= To be done =
Copy all lines below exactly as written. Leave pictures out.

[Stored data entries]
______

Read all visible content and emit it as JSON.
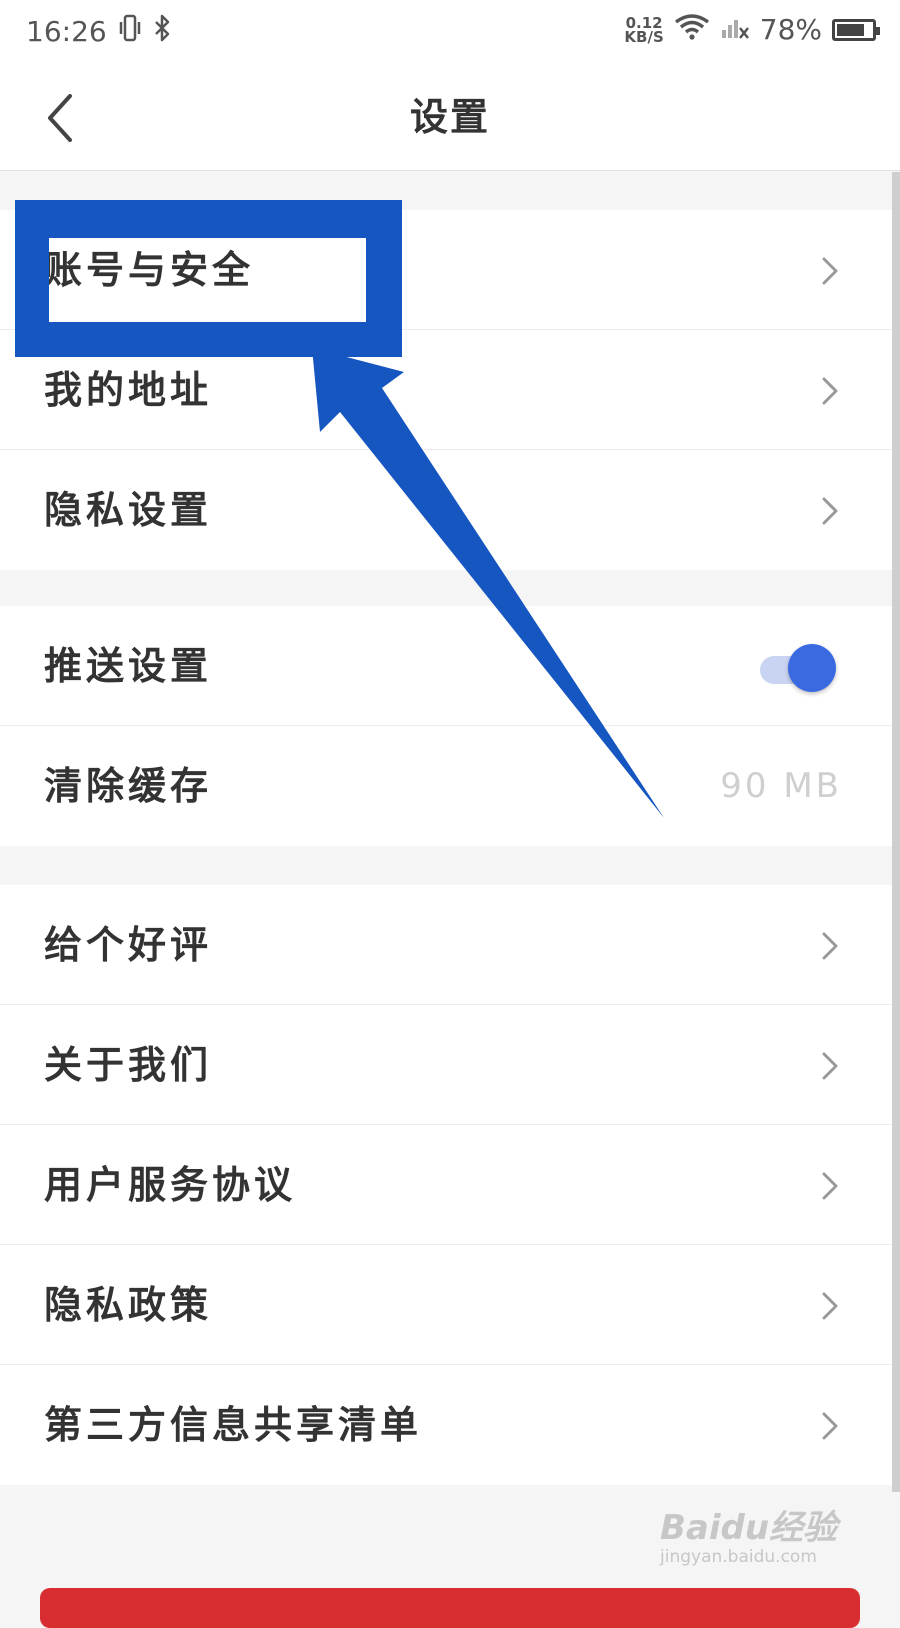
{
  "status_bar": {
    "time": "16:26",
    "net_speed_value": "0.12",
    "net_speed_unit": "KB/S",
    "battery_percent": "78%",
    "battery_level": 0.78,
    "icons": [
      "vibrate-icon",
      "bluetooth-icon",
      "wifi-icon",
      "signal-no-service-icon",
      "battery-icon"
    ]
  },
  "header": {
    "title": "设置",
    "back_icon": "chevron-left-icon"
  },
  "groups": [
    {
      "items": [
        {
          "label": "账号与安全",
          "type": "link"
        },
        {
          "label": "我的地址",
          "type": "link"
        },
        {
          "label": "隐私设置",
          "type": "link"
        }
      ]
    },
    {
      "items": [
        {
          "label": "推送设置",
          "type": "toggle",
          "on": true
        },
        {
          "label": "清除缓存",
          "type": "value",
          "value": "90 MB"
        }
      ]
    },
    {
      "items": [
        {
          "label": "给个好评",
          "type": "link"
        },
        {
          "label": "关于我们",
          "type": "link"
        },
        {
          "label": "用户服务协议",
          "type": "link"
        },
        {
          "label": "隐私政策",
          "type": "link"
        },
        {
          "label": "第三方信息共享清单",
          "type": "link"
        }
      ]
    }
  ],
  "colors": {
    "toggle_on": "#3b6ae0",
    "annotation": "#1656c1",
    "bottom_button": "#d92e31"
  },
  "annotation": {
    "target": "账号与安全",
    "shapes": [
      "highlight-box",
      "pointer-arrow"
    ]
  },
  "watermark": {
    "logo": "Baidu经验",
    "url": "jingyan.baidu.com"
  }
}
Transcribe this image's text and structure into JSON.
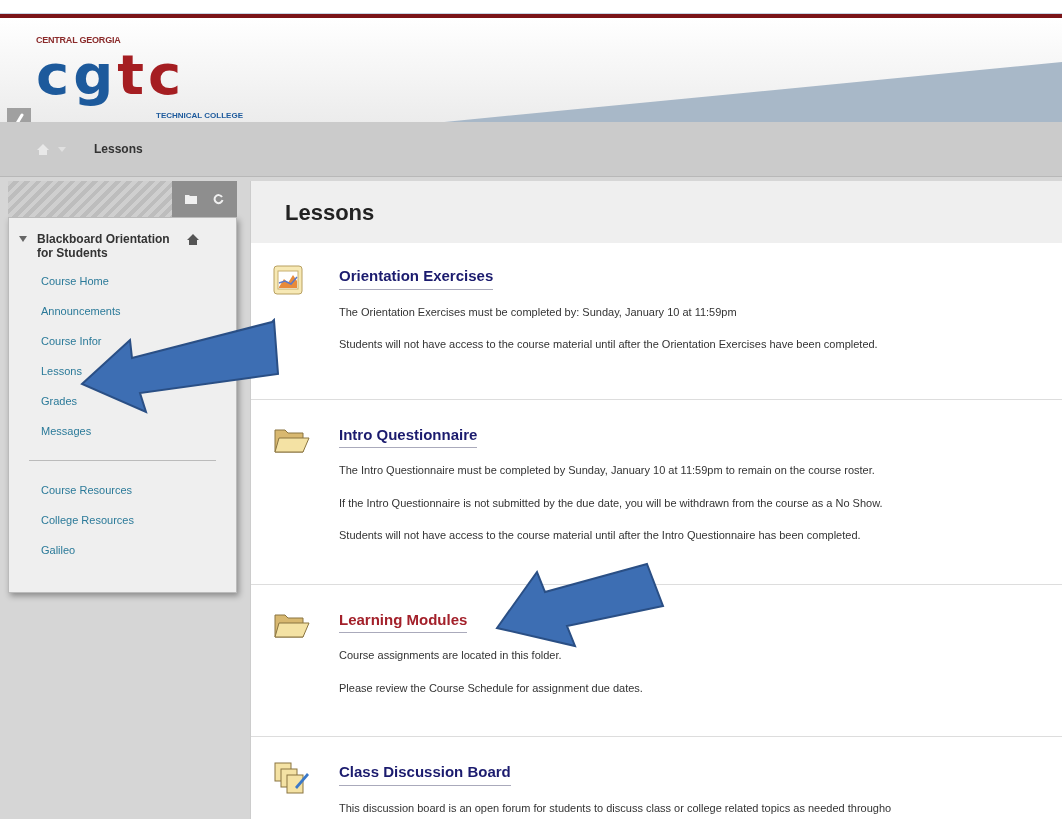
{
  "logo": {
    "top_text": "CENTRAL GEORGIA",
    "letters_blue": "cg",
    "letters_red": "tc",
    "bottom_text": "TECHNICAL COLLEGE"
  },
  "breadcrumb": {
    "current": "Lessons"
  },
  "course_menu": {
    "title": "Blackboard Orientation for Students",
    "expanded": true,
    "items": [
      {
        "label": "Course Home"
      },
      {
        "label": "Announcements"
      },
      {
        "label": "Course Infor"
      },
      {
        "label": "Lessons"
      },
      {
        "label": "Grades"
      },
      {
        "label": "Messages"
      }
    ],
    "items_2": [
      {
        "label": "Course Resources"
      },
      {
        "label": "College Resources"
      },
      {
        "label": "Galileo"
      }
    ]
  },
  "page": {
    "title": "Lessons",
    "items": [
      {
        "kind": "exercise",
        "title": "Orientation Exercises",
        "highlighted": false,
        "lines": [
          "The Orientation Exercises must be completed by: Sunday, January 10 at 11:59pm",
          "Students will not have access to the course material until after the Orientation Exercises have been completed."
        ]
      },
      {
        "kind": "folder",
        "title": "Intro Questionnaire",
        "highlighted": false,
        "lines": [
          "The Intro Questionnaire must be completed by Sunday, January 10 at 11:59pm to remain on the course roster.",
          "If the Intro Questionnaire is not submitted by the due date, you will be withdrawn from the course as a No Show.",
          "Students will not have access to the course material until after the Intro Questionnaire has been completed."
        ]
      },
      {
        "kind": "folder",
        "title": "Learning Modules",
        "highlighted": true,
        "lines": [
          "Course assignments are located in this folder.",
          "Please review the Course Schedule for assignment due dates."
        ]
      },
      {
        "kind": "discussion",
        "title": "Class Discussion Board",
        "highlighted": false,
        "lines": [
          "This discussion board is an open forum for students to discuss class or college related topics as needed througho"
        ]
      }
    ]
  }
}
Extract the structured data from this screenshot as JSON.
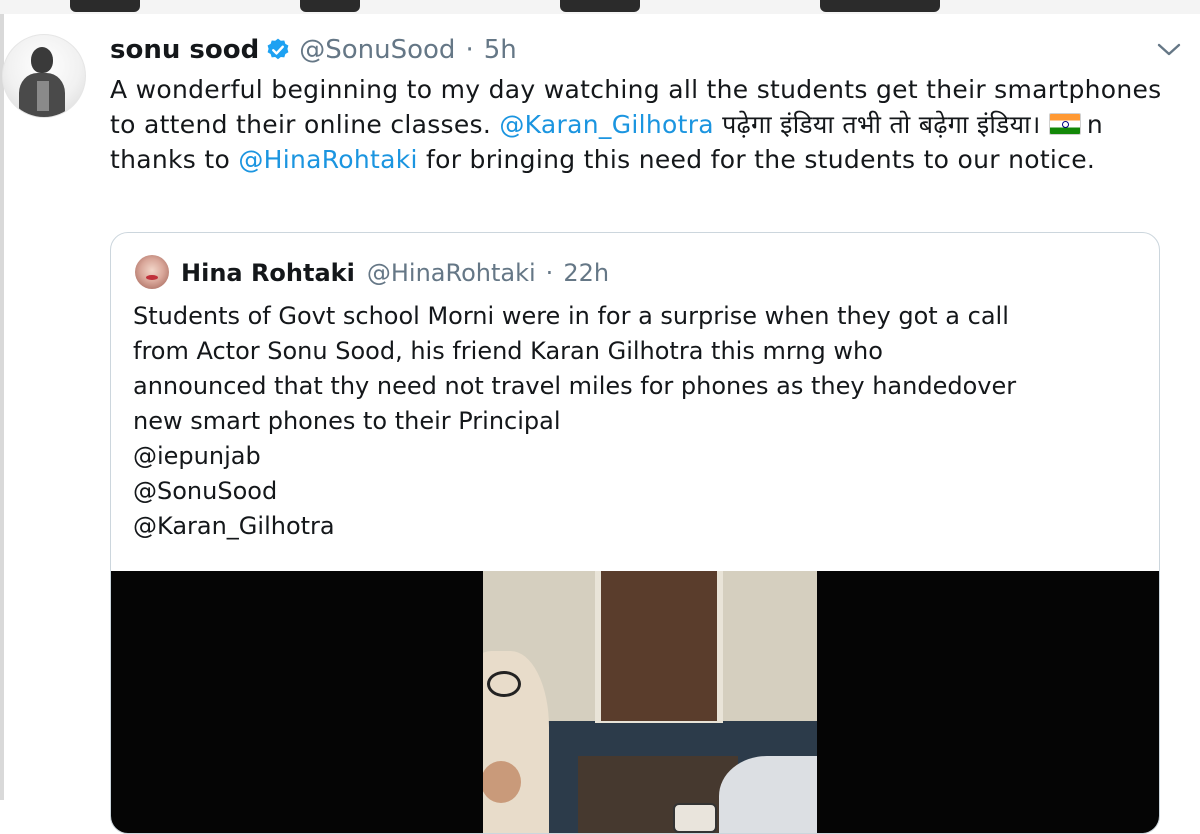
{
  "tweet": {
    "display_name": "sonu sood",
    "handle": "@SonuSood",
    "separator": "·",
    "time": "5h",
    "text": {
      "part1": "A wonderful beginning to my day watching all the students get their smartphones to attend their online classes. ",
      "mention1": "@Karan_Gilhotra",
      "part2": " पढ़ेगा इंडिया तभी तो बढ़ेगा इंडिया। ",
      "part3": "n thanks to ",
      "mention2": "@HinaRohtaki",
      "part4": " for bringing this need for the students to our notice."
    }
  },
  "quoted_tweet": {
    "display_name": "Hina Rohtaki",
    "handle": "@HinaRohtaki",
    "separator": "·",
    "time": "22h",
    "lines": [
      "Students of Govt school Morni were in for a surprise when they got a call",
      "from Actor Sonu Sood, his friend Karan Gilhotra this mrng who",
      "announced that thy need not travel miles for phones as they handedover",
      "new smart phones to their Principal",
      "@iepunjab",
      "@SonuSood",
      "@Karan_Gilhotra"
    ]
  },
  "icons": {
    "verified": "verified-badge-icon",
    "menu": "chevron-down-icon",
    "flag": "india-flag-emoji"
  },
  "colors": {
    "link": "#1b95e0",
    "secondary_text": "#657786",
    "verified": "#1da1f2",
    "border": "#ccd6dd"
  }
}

______

= Completed exercise =
Read all visible content and emit it as JSON.
{
  "status_bar": {
    "time": "16:26",
    "net_speed_value": "0.12",
    "net_speed_unit": "KB/S",
    "battery_percent": "78%",
    "battery_level": 0.78,
    "icons": [
      "vibrate-icon",
      "bluetooth-icon",
      "wifi-icon",
      "signal-no-service-icon",
      "battery-icon"
    ]
  },
  "header": {
    "title": "设置",
    "back_icon": "chevron-left-icon"
  },
  "groups": [
    {
      "items": [
        {
          "label": "账号与安全",
          "type": "link"
        },
        {
          "label": "我的地址",
          "type": "link"
        },
        {
          "label": "隐私设置",
          "type": "link"
        }
      ]
    },
    {
      "items": [
        {
          "label": "推送设置",
          "type": "toggle",
          "on": true
        },
        {
          "label": "清除缓存",
          "type": "value",
          "value": "90 MB"
        }
      ]
    },
    {
      "items": [
        {
          "label": "给个好评",
          "type": "link"
        },
        {
          "label": "关于我们",
          "type": "link"
        },
        {
          "label": "用户服务协议",
          "type": "link"
        },
        {
          "label": "隐私政策",
          "type": "link"
        },
        {
          "label": "第三方信息共享清单",
          "type": "link"
        }
      ]
    }
  ],
  "colors": {
    "toggle_on": "#3b6ae0",
    "annotation": "#1656c1",
    "bottom_button": "#d92e31"
  },
  "annotation": {
    "target": "账号与安全",
    "shapes": [
      "highlight-box",
      "pointer-arrow"
    ]
  },
  "watermark": {
    "logo": "Baidu经验",
    "url": "jingyan.baidu.com"
  }
}
Transcribe this image's text and structure into JSON.
{
  "logo": {
    "top_text": "CENTRAL GEORGIA",
    "letters_blue": "cg",
    "letters_red": "tc",
    "bottom_text": "TECHNICAL COLLEGE"
  },
  "breadcrumb": {
    "current": "Lessons"
  },
  "course_menu": {
    "title": "Blackboard Orientation for Students",
    "expanded": true,
    "items": [
      {
        "label": "Course Home"
      },
      {
        "label": "Announcements"
      },
      {
        "label": "Course Infor"
      },
      {
        "label": "Lessons"
      },
      {
        "label": "Grades"
      },
      {
        "label": "Messages"
      }
    ],
    "items_2": [
      {
        "label": "Course Resources"
      },
      {
        "label": "College Resources"
      },
      {
        "label": "Galileo"
      }
    ]
  },
  "page": {
    "title": "Lessons",
    "items": [
      {
        "kind": "exercise",
        "title": "Orientation Exercises",
        "highlighted": false,
        "lines": [
          "The Orientation Exercises must be completed by: Sunday, January 10 at 11:59pm",
          "Students will not have access to the course material until after the Orientation Exercises have been completed."
        ]
      },
      {
        "kind": "folder",
        "title": "Intro Questionnaire",
        "highlighted": false,
        "lines": [
          "The Intro Questionnaire must be completed by Sunday, January 10 at 11:59pm to remain on the course roster.",
          "If the Intro Questionnaire is not submitted by the due date, you will be withdrawn from the course as a No Show.",
          "Students will not have access to the course material until after the Intro Questionnaire has been completed."
        ]
      },
      {
        "kind": "folder",
        "title": "Learning Modules",
        "highlighted": true,
        "lines": [
          "Course assignments are located in this folder.",
          "Please review the Course Schedule for assignment due dates."
        ]
      },
      {
        "kind": "discussion",
        "title": "Class Discussion Board",
        "highlighted": false,
        "lines": [
          "This discussion board is an open forum for students to discuss class or college related topics as needed througho"
        ]
      }
    ]
  }
}
Extract the structured data from this screenshot as JSON.
{
  "tweet": {
    "display_name": "sonu sood",
    "handle": "@SonuSood",
    "separator": "·",
    "time": "5h",
    "text": {
      "part1": "A wonderful beginning to my day watching all the students get their smartphones to attend their online classes. ",
      "mention1": "@Karan_Gilhotra",
      "part2": " पढ़ेगा इंडिया तभी तो बढ़ेगा इंडिया। ",
      "part3": "n thanks to ",
      "mention2": "@HinaRohtaki",
      "part4": " for bringing this need for the students to our notice."
    }
  },
  "quoted_tweet": {
    "display_name": "Hina Rohtaki",
    "handle": "@HinaRohtaki",
    "separator": "·",
    "time": "22h",
    "lines": [
      "Students of Govt school Morni were in for a surprise when they got a call",
      "from Actor Sonu Sood, his friend Karan Gilhotra this mrng who",
      "announced that thy need not travel miles for phones as they handedover",
      "new smart phones to their Principal",
      "@iepunjab",
      "@SonuSood",
      "@Karan_Gilhotra"
    ]
  },
  "icons": {
    "verified": "verified-badge-icon",
    "menu": "chevron-down-icon",
    "flag": "india-flag-emoji"
  },
  "colors": {
    "link": "#1b95e0",
    "secondary_text": "#657786",
    "verified": "#1da1f2",
    "border": "#ccd6dd"
  }
}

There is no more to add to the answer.